─── DATASET ROWS

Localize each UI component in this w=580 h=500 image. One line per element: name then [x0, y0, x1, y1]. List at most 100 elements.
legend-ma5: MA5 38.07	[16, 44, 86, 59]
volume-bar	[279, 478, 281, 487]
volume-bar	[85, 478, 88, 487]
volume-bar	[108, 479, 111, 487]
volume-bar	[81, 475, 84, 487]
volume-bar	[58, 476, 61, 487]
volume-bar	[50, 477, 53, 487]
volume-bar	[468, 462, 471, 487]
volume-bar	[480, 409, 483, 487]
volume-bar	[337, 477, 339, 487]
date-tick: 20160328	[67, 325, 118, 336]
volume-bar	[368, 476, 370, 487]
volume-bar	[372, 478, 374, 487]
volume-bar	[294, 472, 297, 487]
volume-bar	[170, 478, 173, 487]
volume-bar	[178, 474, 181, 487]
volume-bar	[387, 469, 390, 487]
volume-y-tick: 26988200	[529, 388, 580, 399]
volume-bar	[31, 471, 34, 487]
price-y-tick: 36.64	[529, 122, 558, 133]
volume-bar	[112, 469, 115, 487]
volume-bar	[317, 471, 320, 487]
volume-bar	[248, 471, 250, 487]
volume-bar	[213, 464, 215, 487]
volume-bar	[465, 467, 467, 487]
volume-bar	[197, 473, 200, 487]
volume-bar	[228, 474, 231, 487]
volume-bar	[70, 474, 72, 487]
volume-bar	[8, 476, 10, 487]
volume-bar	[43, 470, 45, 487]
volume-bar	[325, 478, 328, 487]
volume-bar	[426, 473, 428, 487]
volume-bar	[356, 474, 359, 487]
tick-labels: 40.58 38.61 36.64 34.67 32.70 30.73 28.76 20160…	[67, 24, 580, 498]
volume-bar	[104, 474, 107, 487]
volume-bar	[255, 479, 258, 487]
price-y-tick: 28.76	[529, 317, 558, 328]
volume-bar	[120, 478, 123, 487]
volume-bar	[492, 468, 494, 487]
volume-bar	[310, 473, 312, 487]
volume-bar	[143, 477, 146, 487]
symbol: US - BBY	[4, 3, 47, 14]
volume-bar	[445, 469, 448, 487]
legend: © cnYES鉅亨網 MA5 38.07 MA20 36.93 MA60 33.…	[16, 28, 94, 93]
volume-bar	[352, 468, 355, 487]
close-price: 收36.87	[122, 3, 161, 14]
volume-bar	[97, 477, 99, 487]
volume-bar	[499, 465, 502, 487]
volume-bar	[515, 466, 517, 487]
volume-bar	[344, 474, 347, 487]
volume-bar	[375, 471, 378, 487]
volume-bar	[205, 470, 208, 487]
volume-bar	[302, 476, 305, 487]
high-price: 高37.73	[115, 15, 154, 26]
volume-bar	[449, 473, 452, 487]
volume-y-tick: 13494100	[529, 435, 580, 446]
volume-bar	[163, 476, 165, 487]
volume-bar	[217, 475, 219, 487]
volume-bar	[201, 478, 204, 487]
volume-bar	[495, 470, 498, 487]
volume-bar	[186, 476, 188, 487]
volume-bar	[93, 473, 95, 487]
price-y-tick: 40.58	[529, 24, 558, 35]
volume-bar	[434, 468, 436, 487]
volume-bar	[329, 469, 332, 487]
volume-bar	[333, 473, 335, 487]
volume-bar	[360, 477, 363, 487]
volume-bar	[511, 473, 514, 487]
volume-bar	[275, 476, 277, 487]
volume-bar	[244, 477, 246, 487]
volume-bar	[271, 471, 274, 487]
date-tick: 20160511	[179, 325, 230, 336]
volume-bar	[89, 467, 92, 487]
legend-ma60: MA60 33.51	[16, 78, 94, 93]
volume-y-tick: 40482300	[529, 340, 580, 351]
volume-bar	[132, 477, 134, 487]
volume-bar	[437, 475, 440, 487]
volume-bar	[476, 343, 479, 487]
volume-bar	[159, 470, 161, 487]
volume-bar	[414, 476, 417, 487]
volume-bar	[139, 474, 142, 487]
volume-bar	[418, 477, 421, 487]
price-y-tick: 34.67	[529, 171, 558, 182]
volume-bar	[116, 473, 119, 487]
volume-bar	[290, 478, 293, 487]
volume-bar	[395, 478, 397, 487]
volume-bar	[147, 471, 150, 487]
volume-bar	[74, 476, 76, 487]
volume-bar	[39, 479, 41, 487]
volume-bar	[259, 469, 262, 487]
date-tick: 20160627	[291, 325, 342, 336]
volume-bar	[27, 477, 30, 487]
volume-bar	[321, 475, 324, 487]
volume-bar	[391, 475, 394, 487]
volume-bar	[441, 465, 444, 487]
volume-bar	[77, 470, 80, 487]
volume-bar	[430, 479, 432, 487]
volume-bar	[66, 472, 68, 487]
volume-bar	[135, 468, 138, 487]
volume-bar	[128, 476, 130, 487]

──────
─── DATASET ROWS

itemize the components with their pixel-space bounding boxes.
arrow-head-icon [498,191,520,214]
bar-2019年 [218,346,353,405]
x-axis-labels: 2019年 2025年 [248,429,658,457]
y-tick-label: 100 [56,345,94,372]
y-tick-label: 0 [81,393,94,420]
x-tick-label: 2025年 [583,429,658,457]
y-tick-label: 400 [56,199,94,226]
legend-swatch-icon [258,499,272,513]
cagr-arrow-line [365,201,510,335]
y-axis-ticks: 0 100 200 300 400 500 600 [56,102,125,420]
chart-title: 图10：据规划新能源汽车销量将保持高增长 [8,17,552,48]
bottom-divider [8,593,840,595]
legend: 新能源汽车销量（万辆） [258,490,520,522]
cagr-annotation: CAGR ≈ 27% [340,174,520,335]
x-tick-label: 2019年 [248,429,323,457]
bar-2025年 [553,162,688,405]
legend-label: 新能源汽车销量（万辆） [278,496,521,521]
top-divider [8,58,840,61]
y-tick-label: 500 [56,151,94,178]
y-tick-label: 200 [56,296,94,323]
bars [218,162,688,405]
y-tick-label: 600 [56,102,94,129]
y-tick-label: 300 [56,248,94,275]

──────

STATED TASK
Copy everything from the line containing "Localize each UI" down to the line containing "471, 250, 487]", switching "volume-bar" to "vol-bar" throughout and keeping all else the same.

RESPONSE BELOW
Localize each UI component in this w=580 h=500 image. One line per element: name then [x0, y0, x1, y1]. List at most 100 elements.
legend-ma5: MA5 38.07	[16, 44, 86, 59]
vol-bar	[279, 478, 281, 487]
vol-bar	[85, 478, 88, 487]
vol-bar	[108, 479, 111, 487]
vol-bar	[81, 475, 84, 487]
vol-bar	[58, 476, 61, 487]
vol-bar	[50, 477, 53, 487]
vol-bar	[468, 462, 471, 487]
vol-bar	[480, 409, 483, 487]
vol-bar	[337, 477, 339, 487]
date-tick: 20160328	[67, 325, 118, 336]
vol-bar	[368, 476, 370, 487]
vol-bar	[372, 478, 374, 487]
vol-bar	[294, 472, 297, 487]
vol-bar	[170, 478, 173, 487]
vol-bar	[178, 474, 181, 487]
vol-bar	[387, 469, 390, 487]
volume-y-tick: 26988200	[529, 388, 580, 399]
vol-bar	[31, 471, 34, 487]
price-y-tick: 36.64	[529, 122, 558, 133]
vol-bar	[112, 469, 115, 487]
vol-bar	[317, 471, 320, 487]
vol-bar	[248, 471, 250, 487]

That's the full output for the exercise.